In the entries below, find every line holding the string "caption" and collect it.

* begin *

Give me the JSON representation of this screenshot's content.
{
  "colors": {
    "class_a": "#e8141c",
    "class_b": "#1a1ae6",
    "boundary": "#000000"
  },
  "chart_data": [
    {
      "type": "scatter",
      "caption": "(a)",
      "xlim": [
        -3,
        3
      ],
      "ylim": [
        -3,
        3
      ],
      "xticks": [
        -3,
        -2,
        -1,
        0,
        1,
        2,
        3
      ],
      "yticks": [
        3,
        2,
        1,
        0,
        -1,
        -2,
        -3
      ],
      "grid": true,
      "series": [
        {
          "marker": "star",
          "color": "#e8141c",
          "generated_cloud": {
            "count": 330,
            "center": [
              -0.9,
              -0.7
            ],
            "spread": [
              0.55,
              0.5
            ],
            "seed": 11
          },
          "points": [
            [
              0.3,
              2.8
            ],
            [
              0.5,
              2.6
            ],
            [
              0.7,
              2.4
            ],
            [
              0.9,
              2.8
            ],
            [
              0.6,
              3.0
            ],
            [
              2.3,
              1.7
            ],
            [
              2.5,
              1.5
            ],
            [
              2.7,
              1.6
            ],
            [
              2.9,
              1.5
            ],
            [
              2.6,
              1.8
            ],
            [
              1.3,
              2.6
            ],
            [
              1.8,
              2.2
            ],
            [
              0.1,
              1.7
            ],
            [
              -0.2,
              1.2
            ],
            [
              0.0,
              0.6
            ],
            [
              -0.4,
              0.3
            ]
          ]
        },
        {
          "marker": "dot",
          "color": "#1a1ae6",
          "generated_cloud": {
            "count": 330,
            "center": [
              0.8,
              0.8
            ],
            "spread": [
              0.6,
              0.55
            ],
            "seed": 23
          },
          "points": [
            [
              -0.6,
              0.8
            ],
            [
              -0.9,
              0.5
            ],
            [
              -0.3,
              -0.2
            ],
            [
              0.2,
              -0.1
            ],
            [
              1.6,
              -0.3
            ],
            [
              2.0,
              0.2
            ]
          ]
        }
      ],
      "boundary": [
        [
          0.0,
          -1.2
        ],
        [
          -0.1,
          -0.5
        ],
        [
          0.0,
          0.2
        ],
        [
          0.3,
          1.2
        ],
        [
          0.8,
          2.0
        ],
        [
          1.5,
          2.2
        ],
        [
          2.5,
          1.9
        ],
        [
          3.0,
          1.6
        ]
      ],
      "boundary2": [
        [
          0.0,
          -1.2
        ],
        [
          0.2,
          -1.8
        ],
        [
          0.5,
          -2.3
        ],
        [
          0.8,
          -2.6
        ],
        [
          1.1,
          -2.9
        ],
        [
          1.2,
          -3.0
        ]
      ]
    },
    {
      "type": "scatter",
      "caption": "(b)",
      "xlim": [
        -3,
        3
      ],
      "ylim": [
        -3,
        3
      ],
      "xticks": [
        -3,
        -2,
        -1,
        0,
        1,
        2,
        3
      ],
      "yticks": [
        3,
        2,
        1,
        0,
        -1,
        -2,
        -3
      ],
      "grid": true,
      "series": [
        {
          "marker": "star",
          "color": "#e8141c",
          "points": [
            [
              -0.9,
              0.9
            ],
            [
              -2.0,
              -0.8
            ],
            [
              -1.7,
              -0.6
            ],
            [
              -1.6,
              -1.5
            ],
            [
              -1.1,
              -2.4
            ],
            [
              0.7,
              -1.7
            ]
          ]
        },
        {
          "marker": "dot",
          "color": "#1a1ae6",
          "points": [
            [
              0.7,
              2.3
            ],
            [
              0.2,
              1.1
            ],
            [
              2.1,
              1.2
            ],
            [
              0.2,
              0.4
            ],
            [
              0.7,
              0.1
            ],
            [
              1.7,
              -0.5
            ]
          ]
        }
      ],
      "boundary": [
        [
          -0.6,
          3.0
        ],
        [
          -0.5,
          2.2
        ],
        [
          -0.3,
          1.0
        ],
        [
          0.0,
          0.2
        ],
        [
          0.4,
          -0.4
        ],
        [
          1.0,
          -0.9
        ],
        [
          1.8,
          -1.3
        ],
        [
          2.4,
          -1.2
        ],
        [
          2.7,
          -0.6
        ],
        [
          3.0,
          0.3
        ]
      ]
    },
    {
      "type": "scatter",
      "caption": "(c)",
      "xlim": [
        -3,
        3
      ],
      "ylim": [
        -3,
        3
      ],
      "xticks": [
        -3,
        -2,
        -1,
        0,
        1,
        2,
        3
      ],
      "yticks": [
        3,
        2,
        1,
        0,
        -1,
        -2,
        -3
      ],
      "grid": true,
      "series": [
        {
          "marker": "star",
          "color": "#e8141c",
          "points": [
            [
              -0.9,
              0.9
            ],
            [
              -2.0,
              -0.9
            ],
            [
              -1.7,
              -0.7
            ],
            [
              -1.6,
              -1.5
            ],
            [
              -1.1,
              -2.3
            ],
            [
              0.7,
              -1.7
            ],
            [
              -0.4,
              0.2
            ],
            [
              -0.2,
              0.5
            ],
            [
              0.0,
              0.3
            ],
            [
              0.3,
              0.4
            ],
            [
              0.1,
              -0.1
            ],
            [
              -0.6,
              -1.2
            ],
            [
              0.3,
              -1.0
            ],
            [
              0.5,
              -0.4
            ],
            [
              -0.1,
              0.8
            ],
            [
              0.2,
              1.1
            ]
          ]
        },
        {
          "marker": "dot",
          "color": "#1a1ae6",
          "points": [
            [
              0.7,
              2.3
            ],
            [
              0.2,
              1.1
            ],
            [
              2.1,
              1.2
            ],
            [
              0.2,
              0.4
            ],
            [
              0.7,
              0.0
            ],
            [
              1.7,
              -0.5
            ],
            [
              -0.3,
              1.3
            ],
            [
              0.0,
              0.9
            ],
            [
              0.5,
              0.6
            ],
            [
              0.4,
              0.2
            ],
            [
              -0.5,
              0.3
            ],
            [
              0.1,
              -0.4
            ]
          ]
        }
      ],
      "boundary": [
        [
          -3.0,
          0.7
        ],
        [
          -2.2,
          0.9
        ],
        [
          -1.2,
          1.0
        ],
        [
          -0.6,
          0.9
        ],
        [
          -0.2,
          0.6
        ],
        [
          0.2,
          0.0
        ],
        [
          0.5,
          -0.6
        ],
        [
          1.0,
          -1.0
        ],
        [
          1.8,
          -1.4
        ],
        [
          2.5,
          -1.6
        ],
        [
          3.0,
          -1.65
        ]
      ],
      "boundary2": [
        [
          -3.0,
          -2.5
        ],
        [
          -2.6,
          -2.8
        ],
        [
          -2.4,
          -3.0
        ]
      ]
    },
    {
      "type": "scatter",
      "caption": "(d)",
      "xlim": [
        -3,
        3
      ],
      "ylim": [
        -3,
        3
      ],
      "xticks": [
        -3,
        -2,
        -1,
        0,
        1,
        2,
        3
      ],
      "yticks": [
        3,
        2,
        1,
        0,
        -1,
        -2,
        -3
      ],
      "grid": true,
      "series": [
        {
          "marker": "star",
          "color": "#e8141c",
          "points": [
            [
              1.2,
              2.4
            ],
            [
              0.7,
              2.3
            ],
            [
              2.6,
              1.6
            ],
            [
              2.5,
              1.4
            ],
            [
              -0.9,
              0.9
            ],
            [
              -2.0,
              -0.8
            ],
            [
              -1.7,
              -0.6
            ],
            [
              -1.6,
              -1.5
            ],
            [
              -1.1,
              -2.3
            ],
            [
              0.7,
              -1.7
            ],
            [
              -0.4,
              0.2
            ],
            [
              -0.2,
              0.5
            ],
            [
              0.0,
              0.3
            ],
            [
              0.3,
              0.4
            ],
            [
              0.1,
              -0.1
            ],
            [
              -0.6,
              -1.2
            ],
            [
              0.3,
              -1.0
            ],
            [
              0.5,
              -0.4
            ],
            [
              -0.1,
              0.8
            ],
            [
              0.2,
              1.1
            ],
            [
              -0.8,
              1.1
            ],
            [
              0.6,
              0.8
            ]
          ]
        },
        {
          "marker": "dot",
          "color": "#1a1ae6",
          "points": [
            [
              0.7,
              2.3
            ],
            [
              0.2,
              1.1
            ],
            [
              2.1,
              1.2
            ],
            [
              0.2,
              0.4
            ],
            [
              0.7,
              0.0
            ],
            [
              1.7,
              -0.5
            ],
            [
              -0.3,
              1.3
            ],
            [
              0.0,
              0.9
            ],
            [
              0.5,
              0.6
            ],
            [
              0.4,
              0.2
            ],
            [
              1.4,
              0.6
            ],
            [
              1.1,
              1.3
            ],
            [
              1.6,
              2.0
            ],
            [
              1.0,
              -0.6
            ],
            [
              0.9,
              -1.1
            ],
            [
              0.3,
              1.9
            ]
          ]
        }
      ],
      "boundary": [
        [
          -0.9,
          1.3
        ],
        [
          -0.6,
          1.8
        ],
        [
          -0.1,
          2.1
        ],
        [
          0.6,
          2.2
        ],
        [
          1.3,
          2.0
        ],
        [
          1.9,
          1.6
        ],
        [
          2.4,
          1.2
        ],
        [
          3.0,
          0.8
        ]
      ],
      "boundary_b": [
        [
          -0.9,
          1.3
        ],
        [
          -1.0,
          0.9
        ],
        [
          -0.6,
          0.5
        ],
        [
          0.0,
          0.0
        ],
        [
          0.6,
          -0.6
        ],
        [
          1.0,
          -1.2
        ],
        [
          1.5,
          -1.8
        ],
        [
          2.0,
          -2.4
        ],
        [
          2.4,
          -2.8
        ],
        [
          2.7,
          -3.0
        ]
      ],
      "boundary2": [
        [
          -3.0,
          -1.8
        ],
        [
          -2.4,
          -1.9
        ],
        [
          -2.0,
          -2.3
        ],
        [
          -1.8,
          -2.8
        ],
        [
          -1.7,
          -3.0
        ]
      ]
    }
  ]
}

* end *

__Written reply__
      "caption": "(a)",
      "caption": "(b)",
      "caption": "(c)",
      "caption": "(d)",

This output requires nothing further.